----- RECORDS PROVIDED

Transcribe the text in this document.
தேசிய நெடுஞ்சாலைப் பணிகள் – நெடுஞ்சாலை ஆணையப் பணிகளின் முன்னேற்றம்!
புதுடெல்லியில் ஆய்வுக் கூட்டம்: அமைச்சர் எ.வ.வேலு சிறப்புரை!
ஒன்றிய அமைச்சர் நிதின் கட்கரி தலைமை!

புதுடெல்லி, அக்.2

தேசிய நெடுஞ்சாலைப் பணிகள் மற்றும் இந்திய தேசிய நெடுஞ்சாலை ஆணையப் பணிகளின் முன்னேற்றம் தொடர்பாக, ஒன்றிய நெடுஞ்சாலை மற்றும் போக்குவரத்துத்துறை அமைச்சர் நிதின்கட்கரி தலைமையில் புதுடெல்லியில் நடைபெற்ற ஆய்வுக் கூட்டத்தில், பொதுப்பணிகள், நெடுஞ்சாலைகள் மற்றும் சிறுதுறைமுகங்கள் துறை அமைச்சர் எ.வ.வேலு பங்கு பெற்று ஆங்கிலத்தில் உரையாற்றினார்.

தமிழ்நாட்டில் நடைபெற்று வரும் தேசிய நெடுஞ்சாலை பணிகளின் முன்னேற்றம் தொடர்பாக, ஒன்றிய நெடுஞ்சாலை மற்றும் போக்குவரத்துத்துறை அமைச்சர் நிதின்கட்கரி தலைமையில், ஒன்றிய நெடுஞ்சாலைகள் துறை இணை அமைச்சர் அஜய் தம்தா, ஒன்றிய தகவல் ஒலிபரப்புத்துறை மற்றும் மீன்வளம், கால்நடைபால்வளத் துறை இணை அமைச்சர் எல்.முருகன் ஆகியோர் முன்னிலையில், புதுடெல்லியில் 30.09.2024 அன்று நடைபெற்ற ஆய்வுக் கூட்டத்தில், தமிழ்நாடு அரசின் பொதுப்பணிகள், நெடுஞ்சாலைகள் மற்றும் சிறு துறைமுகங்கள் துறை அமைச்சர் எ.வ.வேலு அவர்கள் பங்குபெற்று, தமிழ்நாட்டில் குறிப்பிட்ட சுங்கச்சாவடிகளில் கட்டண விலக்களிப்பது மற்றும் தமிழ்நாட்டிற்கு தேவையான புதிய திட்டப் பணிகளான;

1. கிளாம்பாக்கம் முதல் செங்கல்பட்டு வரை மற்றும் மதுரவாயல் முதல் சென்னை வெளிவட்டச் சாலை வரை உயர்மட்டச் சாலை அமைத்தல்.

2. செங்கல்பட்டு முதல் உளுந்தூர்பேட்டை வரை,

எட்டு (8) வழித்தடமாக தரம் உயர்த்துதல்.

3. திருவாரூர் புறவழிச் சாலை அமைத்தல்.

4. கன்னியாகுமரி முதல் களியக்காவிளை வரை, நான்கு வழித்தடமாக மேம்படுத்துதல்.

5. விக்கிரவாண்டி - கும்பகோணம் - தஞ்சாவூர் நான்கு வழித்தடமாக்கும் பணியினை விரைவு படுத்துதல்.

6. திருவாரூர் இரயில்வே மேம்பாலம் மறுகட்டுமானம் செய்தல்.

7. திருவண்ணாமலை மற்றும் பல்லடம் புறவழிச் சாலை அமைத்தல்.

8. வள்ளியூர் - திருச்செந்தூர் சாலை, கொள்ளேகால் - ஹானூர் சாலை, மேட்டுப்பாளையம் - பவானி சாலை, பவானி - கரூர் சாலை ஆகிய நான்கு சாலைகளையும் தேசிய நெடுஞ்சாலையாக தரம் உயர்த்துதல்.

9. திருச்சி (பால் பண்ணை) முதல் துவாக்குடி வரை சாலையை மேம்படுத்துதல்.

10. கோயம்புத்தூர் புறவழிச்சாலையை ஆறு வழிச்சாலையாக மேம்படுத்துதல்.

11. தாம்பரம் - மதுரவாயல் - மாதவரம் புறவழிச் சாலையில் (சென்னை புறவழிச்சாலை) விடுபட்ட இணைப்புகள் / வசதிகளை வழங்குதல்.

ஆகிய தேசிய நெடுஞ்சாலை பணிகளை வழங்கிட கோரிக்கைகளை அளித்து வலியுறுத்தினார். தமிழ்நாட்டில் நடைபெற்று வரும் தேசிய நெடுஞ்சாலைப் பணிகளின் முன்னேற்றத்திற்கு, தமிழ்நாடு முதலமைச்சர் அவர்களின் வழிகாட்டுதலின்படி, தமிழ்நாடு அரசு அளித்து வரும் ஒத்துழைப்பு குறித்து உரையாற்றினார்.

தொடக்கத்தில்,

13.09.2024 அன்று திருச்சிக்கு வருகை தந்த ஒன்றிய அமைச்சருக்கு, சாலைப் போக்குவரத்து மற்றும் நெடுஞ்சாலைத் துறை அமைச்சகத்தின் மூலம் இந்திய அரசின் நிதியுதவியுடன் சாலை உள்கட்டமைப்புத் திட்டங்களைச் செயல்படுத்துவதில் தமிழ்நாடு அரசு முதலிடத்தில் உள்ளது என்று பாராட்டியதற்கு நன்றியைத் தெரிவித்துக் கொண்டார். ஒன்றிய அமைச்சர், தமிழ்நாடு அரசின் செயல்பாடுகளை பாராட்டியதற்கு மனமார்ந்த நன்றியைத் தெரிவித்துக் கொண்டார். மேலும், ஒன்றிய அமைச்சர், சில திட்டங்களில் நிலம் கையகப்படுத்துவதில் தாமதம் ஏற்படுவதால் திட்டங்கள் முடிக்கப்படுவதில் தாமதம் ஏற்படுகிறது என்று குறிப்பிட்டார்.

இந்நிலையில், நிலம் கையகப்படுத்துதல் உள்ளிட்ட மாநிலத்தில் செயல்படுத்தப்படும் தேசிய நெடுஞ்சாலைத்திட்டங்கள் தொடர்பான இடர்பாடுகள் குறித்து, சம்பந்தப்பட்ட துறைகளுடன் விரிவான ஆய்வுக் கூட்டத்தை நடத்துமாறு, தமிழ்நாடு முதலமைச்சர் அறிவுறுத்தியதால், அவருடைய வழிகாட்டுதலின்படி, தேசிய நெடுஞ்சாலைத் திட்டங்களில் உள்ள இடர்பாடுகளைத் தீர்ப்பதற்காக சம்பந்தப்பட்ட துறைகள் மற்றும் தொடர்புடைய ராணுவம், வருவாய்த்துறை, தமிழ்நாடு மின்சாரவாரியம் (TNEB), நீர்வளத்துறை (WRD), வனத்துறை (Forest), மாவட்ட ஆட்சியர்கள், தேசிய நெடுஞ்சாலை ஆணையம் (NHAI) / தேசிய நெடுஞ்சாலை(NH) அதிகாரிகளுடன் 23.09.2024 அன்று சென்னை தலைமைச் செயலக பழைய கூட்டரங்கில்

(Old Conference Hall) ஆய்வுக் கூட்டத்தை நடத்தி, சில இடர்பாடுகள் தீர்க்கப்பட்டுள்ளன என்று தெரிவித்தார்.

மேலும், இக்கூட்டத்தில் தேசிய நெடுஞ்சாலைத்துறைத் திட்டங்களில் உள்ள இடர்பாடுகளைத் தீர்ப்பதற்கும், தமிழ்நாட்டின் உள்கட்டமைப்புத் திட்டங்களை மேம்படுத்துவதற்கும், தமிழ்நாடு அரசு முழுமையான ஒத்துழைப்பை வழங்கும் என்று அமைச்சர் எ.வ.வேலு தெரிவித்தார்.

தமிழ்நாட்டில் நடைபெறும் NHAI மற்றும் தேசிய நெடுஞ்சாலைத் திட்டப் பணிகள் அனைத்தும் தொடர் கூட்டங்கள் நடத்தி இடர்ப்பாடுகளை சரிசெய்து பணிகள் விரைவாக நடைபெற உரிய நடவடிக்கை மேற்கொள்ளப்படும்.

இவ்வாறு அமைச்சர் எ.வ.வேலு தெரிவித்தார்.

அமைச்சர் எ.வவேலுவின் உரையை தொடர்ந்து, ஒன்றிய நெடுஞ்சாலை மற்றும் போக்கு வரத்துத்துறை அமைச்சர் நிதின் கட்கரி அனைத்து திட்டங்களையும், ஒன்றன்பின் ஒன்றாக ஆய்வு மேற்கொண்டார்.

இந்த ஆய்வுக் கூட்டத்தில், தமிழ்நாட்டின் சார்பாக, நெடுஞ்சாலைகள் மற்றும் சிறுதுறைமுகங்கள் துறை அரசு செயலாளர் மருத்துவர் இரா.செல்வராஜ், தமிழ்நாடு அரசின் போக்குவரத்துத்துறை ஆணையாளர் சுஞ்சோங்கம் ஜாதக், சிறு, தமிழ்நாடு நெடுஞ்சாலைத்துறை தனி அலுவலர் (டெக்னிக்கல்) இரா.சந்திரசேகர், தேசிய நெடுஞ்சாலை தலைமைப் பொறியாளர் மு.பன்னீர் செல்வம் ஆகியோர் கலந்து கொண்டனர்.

----------

STATED GOAL: Which lines hold the word "NHAI"? Return all of them from the records above.

WRITTEN ANSWER:
இந்நிலையில், நிலம் கையகப்படுத்துதல் உள்ளிட்ட மாநிலத்தில் செயல்படுத்தப்படும் தேசிய நெடுஞ்சாலைத்திட்டங்கள் தொடர்பான இடர்பாடுகள் குறித்து, சம்பந்தப்பட்ட துறைகளுடன் விரிவான ஆய்வுக் கூட்டத்தை நடத்துமாறு, தமிழ்நாடு முதலமைச்சர் அறிவுறுத்தியதால், அவருடைய வழிகாட்டுதலின்படி, தேசிய நெடுஞ்சாலைத் திட்டங்களில் உள்ள இடர்பாடுகளைத் தீர்ப்பதற்காக சம்பந்தப்பட்ட துறைகள் மற்றும் தொடர்புடைய ராணுவம், வருவாய்த்துறை, தமிழ்நாடு மின்சாரவாரியம் (TNEB), நீர்வளத்துறை (WRD), வனத்துறை (Forest), மாவட்ட ஆட்சியர்கள், தேசிய நெடுஞ்சாலை ஆணையம் (NHAI) / தேசிய நெடுஞ்சாலை(NH) அதிகாரிகளுடன் 23.09.2024 அன்று சென்னை தலைமைச் செயலக பழைய கூட்டரங்கில்
தமிழ்நாட்டில் நடைபெறும் NHAI மற்றும் தேசிய நெடுஞ்சாலைத் திட்டப் பணிகள் அனைத்தும் தொடர் கூட்டங்கள் நடத்தி இடர்ப்பாடுகளை சரிசெய்து பணிகள் விரைவாக நடைபெற உரிய நடவடிக்கை மேற்கொள்ளப்படும்.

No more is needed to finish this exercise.